TASK STATEMENT: Keep only the lines that hold the string "from", filtering out the rest of the entries below.

RECORD EXCERPTS:

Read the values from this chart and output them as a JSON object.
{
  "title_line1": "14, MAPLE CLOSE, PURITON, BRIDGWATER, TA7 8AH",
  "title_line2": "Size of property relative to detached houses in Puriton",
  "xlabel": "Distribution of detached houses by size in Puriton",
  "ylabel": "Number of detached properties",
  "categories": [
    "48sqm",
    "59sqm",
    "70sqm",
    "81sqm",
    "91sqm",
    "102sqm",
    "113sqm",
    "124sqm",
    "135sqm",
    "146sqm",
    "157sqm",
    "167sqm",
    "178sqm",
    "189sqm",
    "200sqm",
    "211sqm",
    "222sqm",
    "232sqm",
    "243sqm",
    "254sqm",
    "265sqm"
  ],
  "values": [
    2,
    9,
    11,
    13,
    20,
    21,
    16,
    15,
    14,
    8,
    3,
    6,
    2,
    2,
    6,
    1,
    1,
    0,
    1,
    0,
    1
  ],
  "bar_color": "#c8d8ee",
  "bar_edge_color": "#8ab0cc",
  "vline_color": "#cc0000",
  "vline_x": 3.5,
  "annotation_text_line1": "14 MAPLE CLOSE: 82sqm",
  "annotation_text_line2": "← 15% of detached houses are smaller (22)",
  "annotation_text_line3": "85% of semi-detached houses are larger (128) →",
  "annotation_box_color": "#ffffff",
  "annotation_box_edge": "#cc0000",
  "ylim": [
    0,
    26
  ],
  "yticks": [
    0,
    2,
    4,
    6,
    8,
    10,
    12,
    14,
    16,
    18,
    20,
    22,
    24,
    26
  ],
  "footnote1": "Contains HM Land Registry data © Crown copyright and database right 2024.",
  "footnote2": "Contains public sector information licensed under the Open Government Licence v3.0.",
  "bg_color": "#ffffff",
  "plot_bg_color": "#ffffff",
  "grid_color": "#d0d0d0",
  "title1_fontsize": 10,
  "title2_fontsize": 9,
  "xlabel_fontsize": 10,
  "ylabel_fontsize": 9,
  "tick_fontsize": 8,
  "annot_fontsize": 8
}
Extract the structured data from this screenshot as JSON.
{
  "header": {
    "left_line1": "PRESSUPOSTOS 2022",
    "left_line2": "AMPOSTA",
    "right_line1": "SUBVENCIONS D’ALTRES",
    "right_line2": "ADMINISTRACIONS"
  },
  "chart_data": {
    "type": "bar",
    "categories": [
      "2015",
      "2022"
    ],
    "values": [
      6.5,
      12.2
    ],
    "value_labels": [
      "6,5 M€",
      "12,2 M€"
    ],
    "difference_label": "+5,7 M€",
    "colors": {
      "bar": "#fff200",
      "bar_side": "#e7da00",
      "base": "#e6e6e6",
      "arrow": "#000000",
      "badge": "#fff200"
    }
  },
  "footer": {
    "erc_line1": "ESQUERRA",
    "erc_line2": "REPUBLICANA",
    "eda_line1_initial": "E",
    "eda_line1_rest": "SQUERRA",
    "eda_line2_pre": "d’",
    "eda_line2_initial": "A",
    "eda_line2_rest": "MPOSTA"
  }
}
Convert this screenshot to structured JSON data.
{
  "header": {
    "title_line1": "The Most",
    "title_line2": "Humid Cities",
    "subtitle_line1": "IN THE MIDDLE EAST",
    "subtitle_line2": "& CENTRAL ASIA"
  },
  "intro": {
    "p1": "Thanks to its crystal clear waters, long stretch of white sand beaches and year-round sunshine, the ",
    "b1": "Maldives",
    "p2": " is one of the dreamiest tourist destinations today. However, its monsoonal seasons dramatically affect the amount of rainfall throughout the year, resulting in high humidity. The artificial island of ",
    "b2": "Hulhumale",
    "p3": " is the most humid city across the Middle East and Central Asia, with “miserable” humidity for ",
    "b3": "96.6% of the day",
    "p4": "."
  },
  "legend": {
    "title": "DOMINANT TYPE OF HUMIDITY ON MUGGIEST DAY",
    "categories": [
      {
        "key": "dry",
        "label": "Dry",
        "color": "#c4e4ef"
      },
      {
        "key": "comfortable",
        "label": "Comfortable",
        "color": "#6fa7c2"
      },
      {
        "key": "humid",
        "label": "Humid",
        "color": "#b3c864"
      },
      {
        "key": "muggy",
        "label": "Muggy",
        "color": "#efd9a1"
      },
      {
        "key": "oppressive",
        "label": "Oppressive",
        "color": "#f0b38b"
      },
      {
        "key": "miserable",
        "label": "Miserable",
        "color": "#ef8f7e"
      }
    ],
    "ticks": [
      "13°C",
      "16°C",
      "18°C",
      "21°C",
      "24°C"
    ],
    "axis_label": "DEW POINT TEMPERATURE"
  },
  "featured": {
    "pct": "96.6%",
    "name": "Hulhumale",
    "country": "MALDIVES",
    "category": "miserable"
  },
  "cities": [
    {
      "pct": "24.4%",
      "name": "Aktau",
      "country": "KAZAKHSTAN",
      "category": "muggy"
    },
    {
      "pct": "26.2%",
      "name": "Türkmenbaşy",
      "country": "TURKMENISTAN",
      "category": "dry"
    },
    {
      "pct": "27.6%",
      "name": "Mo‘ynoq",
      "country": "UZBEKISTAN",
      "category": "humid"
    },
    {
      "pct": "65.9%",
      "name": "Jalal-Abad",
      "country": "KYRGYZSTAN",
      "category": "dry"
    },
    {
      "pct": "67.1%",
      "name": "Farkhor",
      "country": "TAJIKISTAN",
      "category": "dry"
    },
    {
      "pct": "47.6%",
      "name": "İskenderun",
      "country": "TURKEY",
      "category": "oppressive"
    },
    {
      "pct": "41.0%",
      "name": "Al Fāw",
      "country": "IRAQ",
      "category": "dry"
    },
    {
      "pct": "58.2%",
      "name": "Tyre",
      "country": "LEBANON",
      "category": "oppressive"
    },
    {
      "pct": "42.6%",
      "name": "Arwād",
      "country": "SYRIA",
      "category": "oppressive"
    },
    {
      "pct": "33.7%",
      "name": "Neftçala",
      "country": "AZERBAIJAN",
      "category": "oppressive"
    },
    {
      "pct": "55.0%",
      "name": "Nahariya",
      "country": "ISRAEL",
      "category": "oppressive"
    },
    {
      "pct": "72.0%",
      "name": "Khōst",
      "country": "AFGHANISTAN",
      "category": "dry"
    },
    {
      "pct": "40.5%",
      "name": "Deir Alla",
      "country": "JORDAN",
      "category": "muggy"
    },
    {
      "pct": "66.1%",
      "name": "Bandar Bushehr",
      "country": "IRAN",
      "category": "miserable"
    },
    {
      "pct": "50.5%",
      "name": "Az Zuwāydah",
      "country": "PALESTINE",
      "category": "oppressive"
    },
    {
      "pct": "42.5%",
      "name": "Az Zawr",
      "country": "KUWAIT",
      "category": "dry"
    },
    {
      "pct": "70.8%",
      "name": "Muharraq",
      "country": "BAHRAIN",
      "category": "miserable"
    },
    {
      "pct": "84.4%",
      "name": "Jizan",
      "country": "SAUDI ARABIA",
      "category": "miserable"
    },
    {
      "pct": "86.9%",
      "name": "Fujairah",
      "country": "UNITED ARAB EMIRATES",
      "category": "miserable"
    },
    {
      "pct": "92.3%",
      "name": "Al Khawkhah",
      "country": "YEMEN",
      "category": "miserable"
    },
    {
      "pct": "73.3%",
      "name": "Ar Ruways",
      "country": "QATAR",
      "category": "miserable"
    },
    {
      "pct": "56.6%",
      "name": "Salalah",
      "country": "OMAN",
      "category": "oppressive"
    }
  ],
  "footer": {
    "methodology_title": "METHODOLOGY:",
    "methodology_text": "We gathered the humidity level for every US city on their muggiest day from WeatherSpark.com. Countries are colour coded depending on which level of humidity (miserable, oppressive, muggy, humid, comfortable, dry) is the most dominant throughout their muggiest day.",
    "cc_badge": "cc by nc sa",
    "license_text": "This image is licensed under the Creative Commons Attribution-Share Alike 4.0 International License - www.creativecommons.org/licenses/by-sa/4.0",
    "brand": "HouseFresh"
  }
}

EXERCISE OUTPUT:
Read the values from this chart and output them as a JSON object.
Extract the structured data from this screenshot as JSON.
    "methodology_text": "We gathered the humidity level for every US city on their muggiest day from WeatherSpark.com. Countries are colour coded depending on which level of humidity (miserable, oppressive, muggy, humid, comfortable, dry) is the most dominant throughout their muggiest day.",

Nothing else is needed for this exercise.